• [TO BE DONE]: Please set down, word for word, the part of the court order on the motion to dismiss starting at "This matter comes" and ending at "of the file.".

• [TEXT SECTION]:
◇ ◇ ◇ ◇
United States District Court, W.D. Washington, Tacoma

March 3, 2014



BENJAMIN H. SETTLE, District Judge.

This matter comes before the Court on Defendant Kitsap County's Motion to Dismiss for Failure to State a Claim and Motion to Dismiss for Insufficient Process and Service of Process (Dkt. 14). The Court has considered the pleadings filed in support of the motion and the remainder of the file.


On November 1, 2013, Plaintiff filed her amended complaint in Kitsap County Superior Court. Dkt. 4 at 5-9. The complaint alleges that Defendant Frank Zavier Davalos ("Davalos"), while under the supervision of Kitsap County, had "repeated intentional unwanted sexual contact with Plaintiff while she was in her home and in the Sheriffs' vehicle provided to Defendant Frank Davalos." Id. at 7. Based on those events, Plaintiff makes claims of "negligence, abuse, exploitation, outrage, and negligent infliction of emotional distress and sexual assault." Id. at 8. Under "Relief Requested, " Plaintiff requested "cost [sic] and reasonable attorney's fees pursuant to 42 U.S.C. 1983, " and "punitive damages against the Defendants pursuant to 42 U.S.C. 1983." Id. at 9. Plaintiff made no other reference to § 1983 in her amended complaint. See id.

Defendants Kitsap County Sheriff's Office and Its Direct Supervisors (Kitsap County), Defendant South Kitsap School District #402 (Kitsap School District), and Defendant Davalos are each separately represented. Dkt. 1.

On November 8, 2013, Davalos removed the case to federal court stating that this case is "founded on a claim arising under federal law, " appearing to reference a possible claim by Plaintiff under 42 U.S.C. § 1983. Dkt. 1. On November 12, 2013, Kitsap School District joined in the removal (Dkt. 7), but Kitsap County did not file any joinder or opposition to the removal. At the time of removal, Kitsap County had apparently not been served; Kitsap County was served over 60 days later, on January 23, 2013. See Dkts. 14 and 23.
◇ ◇ ◇ ◇
• [EXCERPTED RECORDS]:
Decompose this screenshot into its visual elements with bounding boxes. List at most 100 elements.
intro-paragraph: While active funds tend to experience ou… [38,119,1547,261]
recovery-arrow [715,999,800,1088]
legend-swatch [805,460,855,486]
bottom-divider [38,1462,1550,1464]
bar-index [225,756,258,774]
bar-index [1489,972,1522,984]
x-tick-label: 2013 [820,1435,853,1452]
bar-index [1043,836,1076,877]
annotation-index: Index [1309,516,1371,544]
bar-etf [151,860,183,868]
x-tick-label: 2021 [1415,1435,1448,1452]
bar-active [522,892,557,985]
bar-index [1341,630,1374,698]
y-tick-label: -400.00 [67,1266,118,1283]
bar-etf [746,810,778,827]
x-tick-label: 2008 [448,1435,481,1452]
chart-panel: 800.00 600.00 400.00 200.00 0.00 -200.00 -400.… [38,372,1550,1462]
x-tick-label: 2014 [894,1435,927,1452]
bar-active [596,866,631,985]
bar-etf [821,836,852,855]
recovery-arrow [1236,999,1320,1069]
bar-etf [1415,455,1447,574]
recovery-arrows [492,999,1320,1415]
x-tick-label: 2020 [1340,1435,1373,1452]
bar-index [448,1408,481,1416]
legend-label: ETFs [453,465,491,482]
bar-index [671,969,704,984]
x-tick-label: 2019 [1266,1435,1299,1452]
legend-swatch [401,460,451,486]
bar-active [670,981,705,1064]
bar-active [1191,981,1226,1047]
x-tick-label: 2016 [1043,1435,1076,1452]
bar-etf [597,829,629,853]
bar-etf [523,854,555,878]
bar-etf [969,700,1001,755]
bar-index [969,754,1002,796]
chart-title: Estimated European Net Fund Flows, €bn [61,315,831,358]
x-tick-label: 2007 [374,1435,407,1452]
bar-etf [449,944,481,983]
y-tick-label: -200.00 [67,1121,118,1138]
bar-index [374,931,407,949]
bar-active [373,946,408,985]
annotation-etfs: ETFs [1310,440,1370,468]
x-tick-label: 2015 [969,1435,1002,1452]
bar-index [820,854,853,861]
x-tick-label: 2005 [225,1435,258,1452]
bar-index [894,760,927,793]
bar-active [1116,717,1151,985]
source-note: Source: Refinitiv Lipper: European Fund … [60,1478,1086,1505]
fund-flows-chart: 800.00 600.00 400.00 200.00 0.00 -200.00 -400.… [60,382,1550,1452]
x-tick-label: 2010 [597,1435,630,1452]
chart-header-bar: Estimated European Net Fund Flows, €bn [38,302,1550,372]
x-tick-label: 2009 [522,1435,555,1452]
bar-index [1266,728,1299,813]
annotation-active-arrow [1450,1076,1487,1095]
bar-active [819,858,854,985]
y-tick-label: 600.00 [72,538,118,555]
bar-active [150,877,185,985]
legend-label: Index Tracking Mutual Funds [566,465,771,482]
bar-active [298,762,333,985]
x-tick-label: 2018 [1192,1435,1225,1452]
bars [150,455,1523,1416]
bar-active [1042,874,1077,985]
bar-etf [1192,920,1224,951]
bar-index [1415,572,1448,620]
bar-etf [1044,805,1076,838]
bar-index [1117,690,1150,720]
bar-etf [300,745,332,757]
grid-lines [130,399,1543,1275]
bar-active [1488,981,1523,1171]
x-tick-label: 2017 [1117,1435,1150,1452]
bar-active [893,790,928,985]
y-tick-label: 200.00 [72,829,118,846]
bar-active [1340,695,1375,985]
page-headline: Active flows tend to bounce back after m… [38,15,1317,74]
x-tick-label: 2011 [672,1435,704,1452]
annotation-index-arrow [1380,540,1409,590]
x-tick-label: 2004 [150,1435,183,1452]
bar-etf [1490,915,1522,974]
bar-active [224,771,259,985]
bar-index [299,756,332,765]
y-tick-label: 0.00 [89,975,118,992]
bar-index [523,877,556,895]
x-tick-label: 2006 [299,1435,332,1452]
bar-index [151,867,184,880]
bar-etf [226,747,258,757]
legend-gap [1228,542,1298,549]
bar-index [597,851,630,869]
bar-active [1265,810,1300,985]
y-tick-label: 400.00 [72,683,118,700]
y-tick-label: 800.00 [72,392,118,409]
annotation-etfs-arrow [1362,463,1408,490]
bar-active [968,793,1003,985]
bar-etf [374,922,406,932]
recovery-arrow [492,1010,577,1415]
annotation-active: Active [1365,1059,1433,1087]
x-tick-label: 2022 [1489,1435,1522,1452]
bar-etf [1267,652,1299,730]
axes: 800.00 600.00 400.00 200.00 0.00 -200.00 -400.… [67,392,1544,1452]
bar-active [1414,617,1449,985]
◇ ◇ ◇ ◇
• [SOLUTION]:
This matter comes before the Court on Defendant Kitsap County's Motion to Dismiss for Failure to State a Claim and Motion to Dismiss for Insufficient Process and Service of Process (Dkt. 14). The Court has considered the pleadings filed in support of the motion and the remainder of the file.